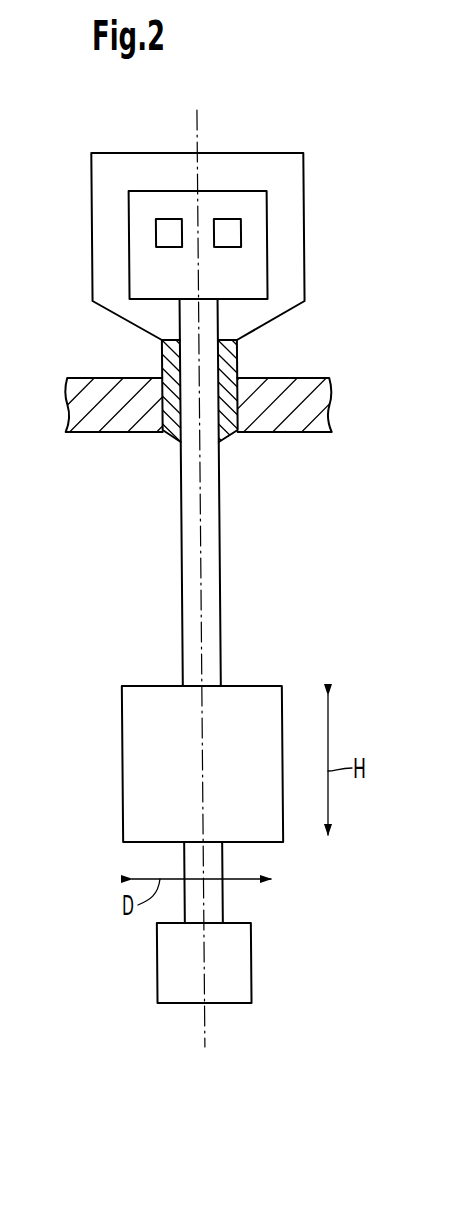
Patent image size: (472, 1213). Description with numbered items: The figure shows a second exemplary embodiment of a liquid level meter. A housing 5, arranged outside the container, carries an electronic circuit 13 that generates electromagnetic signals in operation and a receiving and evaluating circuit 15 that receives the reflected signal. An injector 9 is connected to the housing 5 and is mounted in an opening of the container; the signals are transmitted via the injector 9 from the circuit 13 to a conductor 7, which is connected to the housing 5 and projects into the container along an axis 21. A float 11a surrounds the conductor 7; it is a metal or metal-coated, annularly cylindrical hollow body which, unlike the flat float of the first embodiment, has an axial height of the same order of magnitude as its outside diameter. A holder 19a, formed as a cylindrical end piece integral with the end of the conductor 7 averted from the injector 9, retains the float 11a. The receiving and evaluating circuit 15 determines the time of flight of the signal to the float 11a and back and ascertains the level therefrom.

The housing 5 is at (103, 248).
The conductor 7 is at (183, 551).
The injector 9 is at (163, 372).
The float 11a is at (137, 754).
The electronic circuit 13 is at (230, 232).
The receiving and evaluating circuit 15 is at (165, 228).
The holder 19a is at (168, 983).
The axis 21 is at (198, 113).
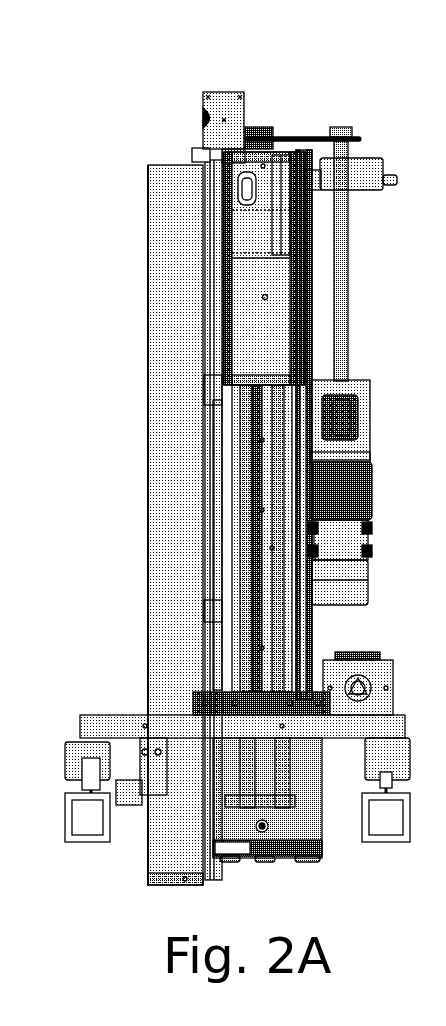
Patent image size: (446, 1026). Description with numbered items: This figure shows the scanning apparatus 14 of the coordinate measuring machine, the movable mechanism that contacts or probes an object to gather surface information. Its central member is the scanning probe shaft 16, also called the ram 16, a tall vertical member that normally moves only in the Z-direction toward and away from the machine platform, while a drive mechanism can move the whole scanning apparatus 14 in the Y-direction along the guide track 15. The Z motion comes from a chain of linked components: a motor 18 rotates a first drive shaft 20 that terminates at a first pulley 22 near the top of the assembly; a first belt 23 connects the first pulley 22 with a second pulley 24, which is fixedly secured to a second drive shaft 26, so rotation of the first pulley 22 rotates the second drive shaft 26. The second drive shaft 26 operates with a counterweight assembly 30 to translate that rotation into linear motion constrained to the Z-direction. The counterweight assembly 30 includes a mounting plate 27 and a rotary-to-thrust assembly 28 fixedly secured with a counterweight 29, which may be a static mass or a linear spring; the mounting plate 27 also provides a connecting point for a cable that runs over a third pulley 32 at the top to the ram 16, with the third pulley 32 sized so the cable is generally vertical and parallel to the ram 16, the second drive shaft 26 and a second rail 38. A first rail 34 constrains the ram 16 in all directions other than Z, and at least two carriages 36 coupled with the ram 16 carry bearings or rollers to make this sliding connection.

The scanning apparatus 14 is at (249, 68).
The guide track 15 is at (82, 782).
The scanning probe shaft 16 is at (148, 525).
The motor 18 is at (368, 425).
The first drive shaft 20 is at (350, 272).
The first pulley 22 is at (348, 128).
The first belt 23 is at (300, 136).
The second pulley 24 is at (254, 125).
The second drive shaft 26 is at (254, 440).
The mounting plate 27 is at (282, 186).
The rotary-to-thrust assembly 28 is at (215, 172).
The counterweight 29 is at (245, 317).
The counterweight assembly 30 is at (265, 255).
The third pulley 32 is at (200, 118).
The first rail 34 is at (215, 565).
The carriages 36 is at (210, 232).
The second rail 38 is at (300, 648).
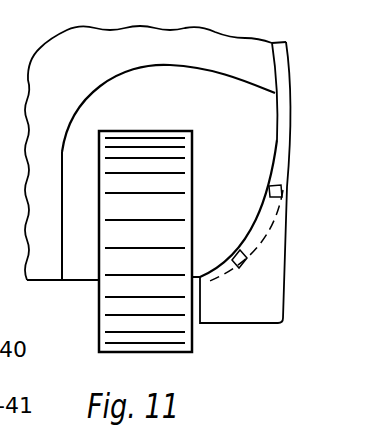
----------
### Instructions to follow
Return every line of the entries above as a JSON list of strings, one string per line, with blank lines and the pictures left out.

### The response
[
  "Patent image size: (472, 1213). Description with numbered items: The figure shows a second exemplary embodiment of a liquid level meter. A housing 5, arranged outside the container, carries an electronic circuit 13 that generates electromagnetic signals in operation and a receiving and evaluating circuit 15 that receives the reflected signal. An injector 9 is connected to the housing 5 and is mounted in an opening of the container; the signals are transmitted via the injector 9 from the circuit 13 to a conductor 7, which is connected to the housing 5 and projects into the container along an axis 21. A float 11a surrounds the conductor 7; it is a metal or metal-coated, annularly cylindrical hollow body which, unlike the flat float of the first embodiment, has an axial height of the same order of magnitude as its outside diameter. A holder 19a, formed as a cylindrical end piece integral with the end of the conductor 7 averted from the injector 9, retains the float 11a. The receiving and evaluating circuit 15 determines the time of flight of the signal to the float 11a and back and ascertains the level therefrom.",
  "The housing 5 is at (103, 248).",
  "The conductor 7 is at (183, 551).",
  "The injector 9 is at (163, 372).",
  "The float 11a is at (137, 754).",
  "The electronic circuit 13 is at (230, 232).",
  "The receiving and evaluating circuit 15 is at (165, 228).",
  "The holder 19a is at (168, 983).",
  "The axis 21 is at (198, 113).",
  "Patent image size: (446, 1026). Description with numbered items: This figure shows the scanning apparatus 14 of the coordinate measuring machine, the movable mechanism that contacts or probes an object to gather surface information. Its central member is the scanning probe shaft 16, also called the ram 16, a tall vertical member that normally moves only in the Z-direction toward and away from the machine platform, while a drive mechanism can move the whole scanning apparatus 14 in the Y-direction along the guide track 15. The Z motion comes from a chain of linked components: a motor 18 rotates a first drive shaft 20 that terminates at a first pulley 22 near the top of the assembly; a first belt 23 connects the first pulley 22 with a second pulley 24, which is fixedly secured to a second drive shaft 26, so rotation of the first pulley 22 rotates the second drive shaft 26. The second drive shaft 26 operates with a counterweight assembly 30 to translate that rotation into linear motion constrained to the Z-direction. The counterweight assembly 30 includes a mounting plate 27 and a rotary-to-thrust assembly 28 fixedly secured with a counterweight 29, which may be a static mass or a linear spring; the mounting plate 27 also provides a connecting point for a cable that runs over a third pulley 32 at the top to the ram 16, with the third pulley 32 sized so the cable is generally vertical and parallel to the ram 16, the second drive shaft 26 and a second rail 38. A first rail 34 constrains the ram 16 in all directions other than Z, and at least two carriages 36 coupled with the ram 16 carry bearings or rollers to make this sliding connection.",
  "The scanning apparatus 14 is at (249, 68).",
  "The guide track 15 is at (82, 782).",
  "The scanning probe shaft 16 is at (148, 525).",
  "The motor 18 is at (368, 425).",
  "The first drive shaft 20 is at (350, 272).",
  "The first pulley 22 is at (348, 128).",
  "The first belt 23 is at (300, 136).",
  "The second pulley 24 is at (254, 125).",
  "The second drive shaft 26 is at (254, 440).",
  "The mounting plate 27 is at (282, 186).",
  "The rotary-to-thrust assembly 28 is at (215, 172).",
  "The counterweight 29 is at (245, 317).",
  "The counterweight assembly 30 is at (265, 255).",
  "The third pulley 32 is at (200, 118).",
  "The first rail 34 is at (215, 565).",
  "The carriages 36 is at (210, 232).",
  "The second rail 38 is at (300, 648)."
]